• STATED PROBLEM
Reproduce all of the data below without alteration; exclude every picture.

+===+

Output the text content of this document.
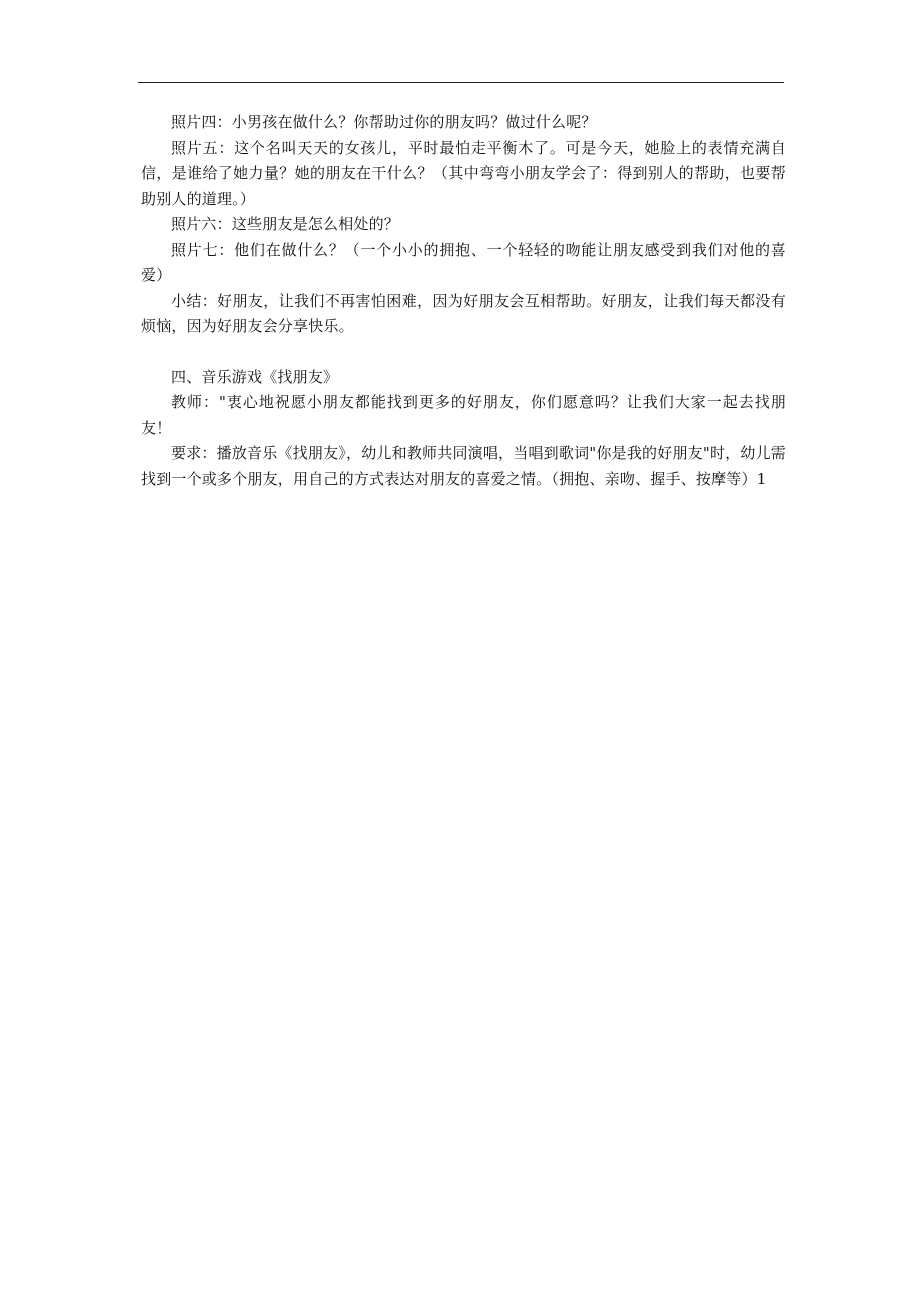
照片四：小男孩在做什么？你帮助过你的朋友吗？做过什么呢？

照片五：这个名叫天天的女孩儿，平时最怕走平衡木了。可是今天，她脸上的表情充满自信，是谁给了她力量？她的朋友在干什么？（其中弯弯小朋友学会了：得到别人的帮助，也要帮助别人的道理。）

照片六：这些朋友是怎么相处的？

照片七：他们在做什么？（一个小小的拥抱、一个轻轻的吻能让朋友感受到我们对他的喜爱）

小结：好朋友，让我们不再害怕困难，因为好朋友会互相帮助。好朋友，让我们每天都没有烦恼，因为好朋友会分享快乐。

四、音乐游戏《找朋友》

教师："衷心地祝愿小朋友都能找到更多的好朋友，你们愿意吗？让我们大家一起去找朋友！

要求：播放音乐《找朋友》，幼儿和教师共同演唱，当唱到歌词"你是我的好朋友"时，幼儿需找到一个或多个朋友，用自己的方式表达对朋友的喜爱之情。（拥抱、亲吻、握手、按摩等）1
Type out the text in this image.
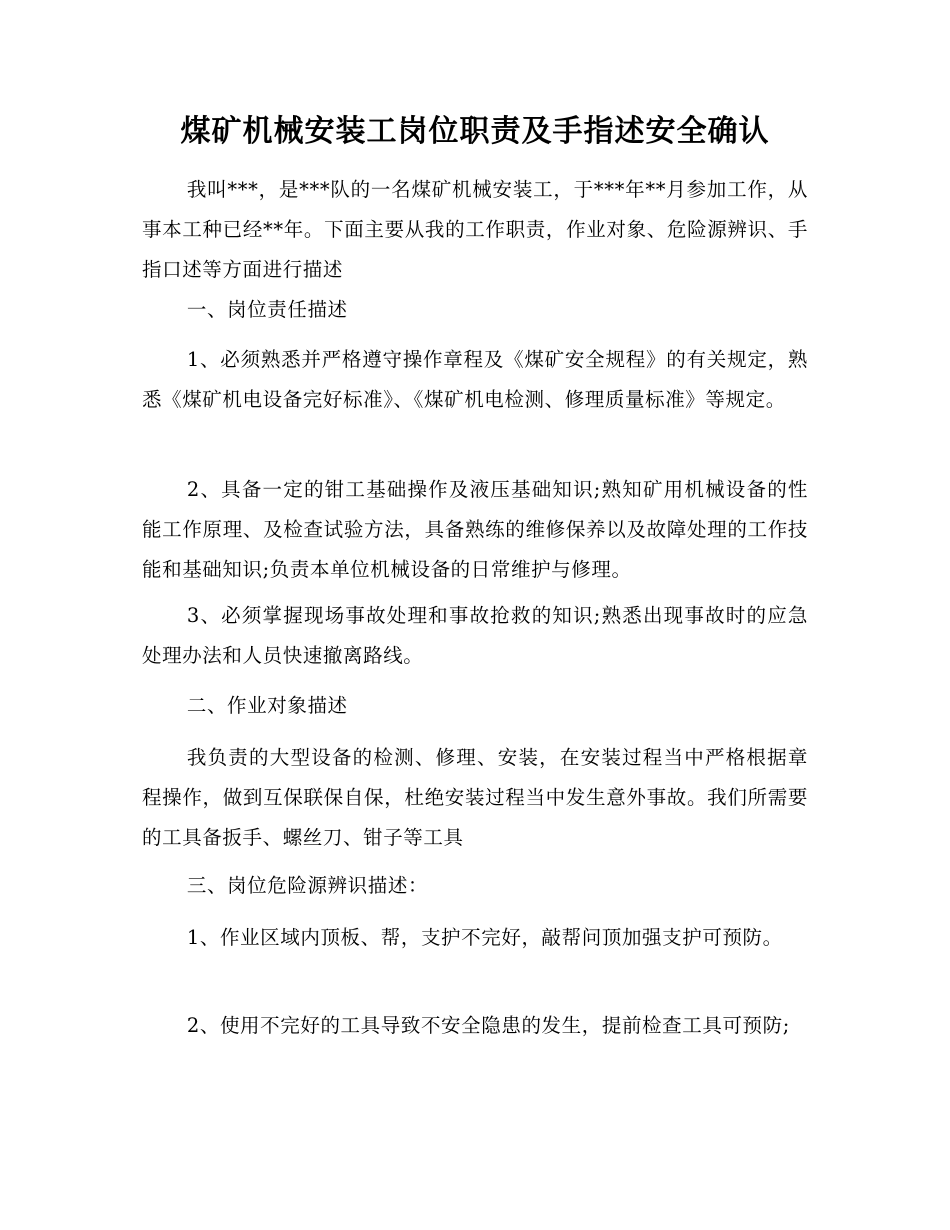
煤矿机械安装工岗位职责及手指述安全确认

我叫***，是***队的一名煤矿机械安装工，于***年**月参加工作，从事本工种已经**年。下面主要从我的工作职责，作业对象、危险源辨识、手指口述等方面进行描述

一、岗位责任描述

1、必须熟悉并严格遵守操作章程及《煤矿安全规程》的有关规定，熟悉《煤矿机电设备完好标准》、《煤矿机电检测、修理质量标准》等规定。

2、具备一定的钳工基础操作及液压基础知识;熟知矿用机械设备的性能工作原理、及检查试验方法，具备熟练的维修保养以及故障处理的工作技能和基础知识;负责本单位机械设备的日常维护与修理。

3、必须掌握现场事故处理和事故抢救的知识;熟悉出现事故时的应急处理办法和人员快速撤离路线。

二、作业对象描述

我负责的大型设备的检测、修理、安装，在安装过程当中严格根据章程操作，做到互保联保自保，杜绝安装过程当中发生意外事故。我们所需要的工具备扳手、螺丝刀、钳子等工具

三、岗位危险源辨识描述：

1、作业区域内顶板、帮，支护不完好，敲帮问顶加强支护可预防。

2、使用不完好的工具导致不安全隐患的发生，提前检查工具可预防;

+===+

• OUTPUT
Output the text content of this document.
照片四：小男孩在做什么？你帮助过你的朋友吗？做过什么呢？

照片五：这个名叫天天的女孩儿，平时最怕走平衡木了。可是今天，她脸上的表情充满自信，是谁给了她力量？她的朋友在干什么？（其中弯弯小朋友学会了：得到别人的帮助，也要帮助别人的道理。）

照片六：这些朋友是怎么相处的？

照片七：他们在做什么？（一个小小的拥抱、一个轻轻的吻能让朋友感受到我们对他的喜爱）

小结：好朋友，让我们不再害怕困难，因为好朋友会互相帮助。好朋友，让我们每天都没有烦恼，因为好朋友会分享快乐。

四、音乐游戏《找朋友》

教师："衷心地祝愿小朋友都能找到更多的好朋友，你们愿意吗？让我们大家一起去找朋友！

要求：播放音乐《找朋友》，幼儿和教师共同演唱，当唱到歌词"你是我的好朋友"时，幼儿需找到一个或多个朋友，用自己的方式表达对朋友的喜爱之情。（拥抱、亲吻、握手、按摩等）1
Type out the text in this image.
煤矿机械安装工岗位职责及手指述安全确认

我叫***，是***队的一名煤矿机械安装工，于***年**月参加工作，从事本工种已经**年。下面主要从我的工作职责，作业对象、危险源辨识、手指口述等方面进行描述

一、岗位责任描述

1、必须熟悉并严格遵守操作章程及《煤矿安全规程》的有关规定，熟悉《煤矿机电设备完好标准》、《煤矿机电检测、修理质量标准》等规定。

2、具备一定的钳工基础操作及液压基础知识;熟知矿用机械设备的性能工作原理、及检查试验方法，具备熟练的维修保养以及故障处理的工作技能和基础知识;负责本单位机械设备的日常维护与修理。

3、必须掌握现场事故处理和事故抢救的知识;熟悉出现事故时的应急处理办法和人员快速撤离路线。

二、作业对象描述

我负责的大型设备的检测、修理、安装，在安装过程当中严格根据章程操作，做到互保联保自保，杜绝安装过程当中发生意外事故。我们所需要的工具备扳手、螺丝刀、钳子等工具

三、岗位危险源辨识描述：

1、作业区域内顶板、帮，支护不完好，敲帮问顶加强支护可预防。

2、使用不完好的工具导致不安全隐患的发生，提前检查工具可预防;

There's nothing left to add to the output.